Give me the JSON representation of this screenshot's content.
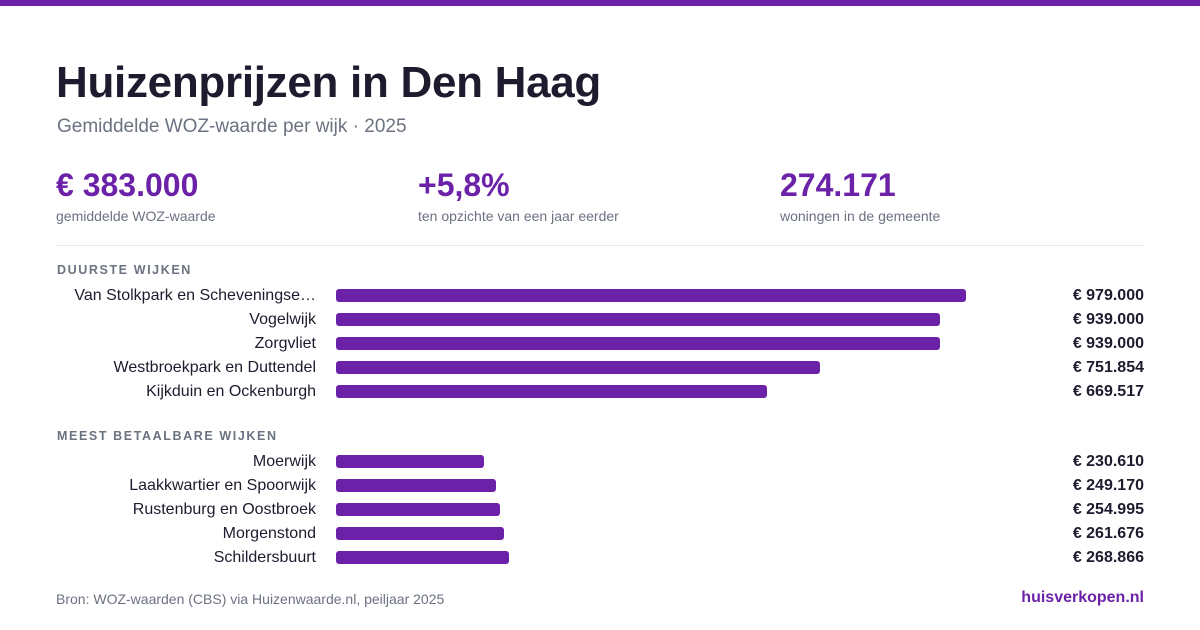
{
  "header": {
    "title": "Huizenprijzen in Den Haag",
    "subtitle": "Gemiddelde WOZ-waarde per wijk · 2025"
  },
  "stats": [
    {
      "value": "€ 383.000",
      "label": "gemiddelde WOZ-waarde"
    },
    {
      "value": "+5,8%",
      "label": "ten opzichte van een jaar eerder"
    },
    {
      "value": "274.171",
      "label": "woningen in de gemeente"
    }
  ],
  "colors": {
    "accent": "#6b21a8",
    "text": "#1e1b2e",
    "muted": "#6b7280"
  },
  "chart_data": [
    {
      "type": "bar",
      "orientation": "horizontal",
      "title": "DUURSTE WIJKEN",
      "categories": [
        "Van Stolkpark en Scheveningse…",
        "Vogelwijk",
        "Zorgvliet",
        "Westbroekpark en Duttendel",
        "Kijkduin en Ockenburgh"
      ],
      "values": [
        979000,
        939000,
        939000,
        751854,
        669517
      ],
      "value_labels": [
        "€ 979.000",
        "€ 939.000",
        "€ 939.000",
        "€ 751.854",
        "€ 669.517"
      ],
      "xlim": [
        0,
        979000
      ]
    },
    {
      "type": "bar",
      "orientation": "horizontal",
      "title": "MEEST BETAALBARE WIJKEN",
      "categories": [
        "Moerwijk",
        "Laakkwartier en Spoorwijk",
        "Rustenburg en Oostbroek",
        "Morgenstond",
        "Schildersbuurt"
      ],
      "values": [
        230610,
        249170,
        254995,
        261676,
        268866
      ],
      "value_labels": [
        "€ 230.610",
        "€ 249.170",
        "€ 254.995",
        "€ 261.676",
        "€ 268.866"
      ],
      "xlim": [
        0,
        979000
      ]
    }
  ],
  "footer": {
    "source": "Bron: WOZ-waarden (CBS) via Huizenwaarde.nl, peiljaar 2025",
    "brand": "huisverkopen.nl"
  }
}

**********

**Problem to work on:** From the data above, pick out each line containing "WIJKEN" and copy it.

**Right answer:**
      "title": "DUURSTE WIJKEN",
      "title": "MEEST BETAALBARE WIJKEN",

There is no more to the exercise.